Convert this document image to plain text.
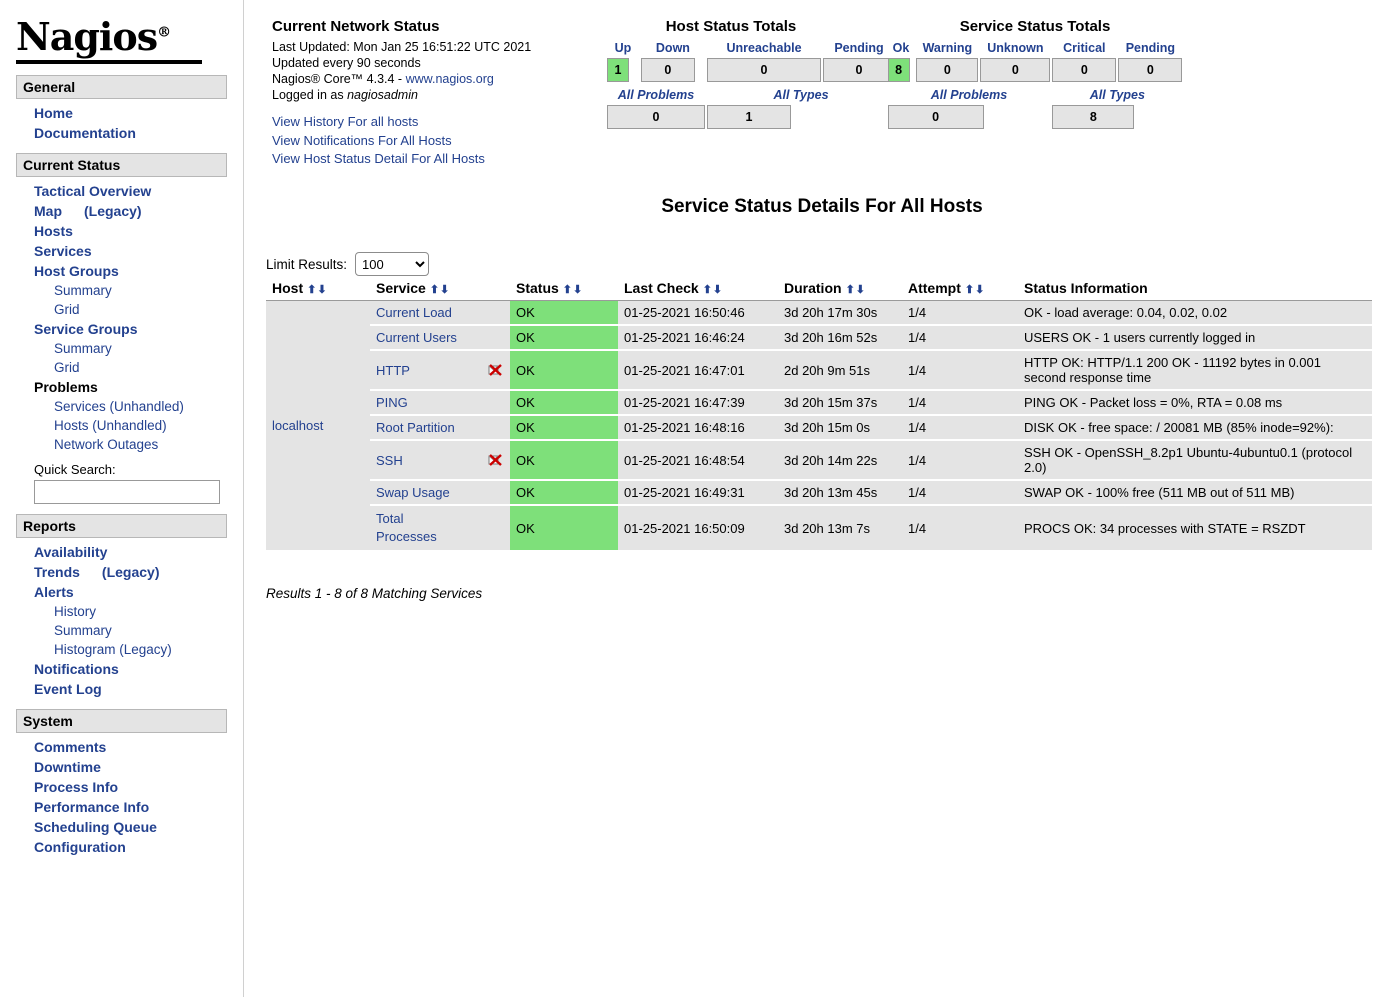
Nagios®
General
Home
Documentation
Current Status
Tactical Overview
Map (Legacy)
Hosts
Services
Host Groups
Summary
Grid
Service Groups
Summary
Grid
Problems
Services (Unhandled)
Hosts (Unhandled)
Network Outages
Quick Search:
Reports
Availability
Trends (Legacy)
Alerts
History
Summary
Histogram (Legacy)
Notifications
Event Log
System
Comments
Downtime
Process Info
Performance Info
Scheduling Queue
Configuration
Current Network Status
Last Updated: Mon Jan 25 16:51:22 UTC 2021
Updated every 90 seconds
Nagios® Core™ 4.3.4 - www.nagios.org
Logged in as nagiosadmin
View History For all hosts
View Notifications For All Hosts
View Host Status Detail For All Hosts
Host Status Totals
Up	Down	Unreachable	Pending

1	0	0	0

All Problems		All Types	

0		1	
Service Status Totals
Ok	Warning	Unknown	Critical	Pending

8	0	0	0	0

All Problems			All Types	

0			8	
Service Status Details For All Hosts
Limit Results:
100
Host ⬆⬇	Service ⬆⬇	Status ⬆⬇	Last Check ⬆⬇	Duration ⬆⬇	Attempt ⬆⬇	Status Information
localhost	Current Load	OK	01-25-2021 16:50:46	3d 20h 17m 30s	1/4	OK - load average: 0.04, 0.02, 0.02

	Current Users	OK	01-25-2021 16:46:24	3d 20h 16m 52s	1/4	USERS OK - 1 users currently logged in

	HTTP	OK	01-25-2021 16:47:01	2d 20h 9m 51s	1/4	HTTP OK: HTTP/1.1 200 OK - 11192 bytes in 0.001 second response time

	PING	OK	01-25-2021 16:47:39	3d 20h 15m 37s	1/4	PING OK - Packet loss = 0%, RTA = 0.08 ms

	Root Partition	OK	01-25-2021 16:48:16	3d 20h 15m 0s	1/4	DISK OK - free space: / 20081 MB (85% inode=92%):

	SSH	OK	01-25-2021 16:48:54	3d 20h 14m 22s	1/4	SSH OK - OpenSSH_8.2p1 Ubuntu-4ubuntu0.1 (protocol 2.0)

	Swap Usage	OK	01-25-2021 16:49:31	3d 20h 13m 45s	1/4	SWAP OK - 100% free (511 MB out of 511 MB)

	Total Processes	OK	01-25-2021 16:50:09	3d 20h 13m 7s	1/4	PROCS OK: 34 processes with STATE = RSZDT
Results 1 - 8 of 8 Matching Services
□ □ □ □ □
Job:
Leave out the pictures and output the rest of the material exactly as written.

Answer below:
Convert this document image to plain text.
Nagios®
General
Home
Documentation
Current Status
Tactical Overview
Map (Legacy)
Hosts
Services
Host Groups
Summary
Grid
Service Groups
Summary
Grid
Problems
Services (Unhandled)
Hosts (Unhandled)
Network Outages
Quick Search:
Reports
Availability
Trends (Legacy)
Alerts
History
Summary
Histogram (Legacy)
Notifications
Event Log
System
Comments
Downtime
Process Info
Performance Info
Scheduling Queue
Configuration
Current Network Status
Last Updated: Mon Jan 25 16:51:22 UTC 2021
Updated every 90 seconds
Nagios® Core™ 4.3.4 - www.nagios.org
Logged in as nagiosadmin
View History For all hosts
View Notifications For All Hosts
View Host Status Detail For All Hosts
Host Status Totals
Up	Down	Unreachable	Pending

1	0	0	0

All Problems		All Types	

0		1	
Service Status Totals
Ok	Warning	Unknown	Critical	Pending

8	0	0	0	0

All Problems			All Types	

0			8	
Service Status Details For All Hosts
Limit Results:
100
Host ⬆⬇	Service ⬆⬇	Status ⬆⬇	Last Check ⬆⬇	Duration ⬆⬇	Attempt ⬆⬇	Status Information
localhost	Current Load	OK	01-25-2021 16:50:46	3d 20h 17m 30s	1/4	OK - load average: 0.04, 0.02, 0.02

	Current Users	OK	01-25-2021 16:46:24	3d 20h 16m 52s	1/4	USERS OK - 1 users currently logged in

	HTTP	OK	01-25-2021 16:47:01	2d 20h 9m 51s	1/4	HTTP OK: HTTP/1.1 200 OK - 11192 bytes in 0.001 second response time

	PING	OK	01-25-2021 16:47:39	3d 20h 15m 37s	1/4	PING OK - Packet loss = 0%, RTA = 0.08 ms

	Root Partition	OK	01-25-2021 16:48:16	3d 20h 15m 0s	1/4	DISK OK - free space: / 20081 MB (85% inode=92%):

	SSH	OK	01-25-2021 16:48:54	3d 20h 14m 22s	1/4	SSH OK - OpenSSH_8.2p1 Ubuntu-4ubuntu0.1 (protocol 2.0)

	Swap Usage	OK	01-25-2021 16:49:31	3d 20h 13m 45s	1/4	SWAP OK - 100% free (511 MB out of 511 MB)

	Total Processes	OK	01-25-2021 16:50:09	3d 20h 13m 7s	1/4	PROCS OK: 34 processes with STATE = RSZDT
Results 1 - 8 of 8 Matching Services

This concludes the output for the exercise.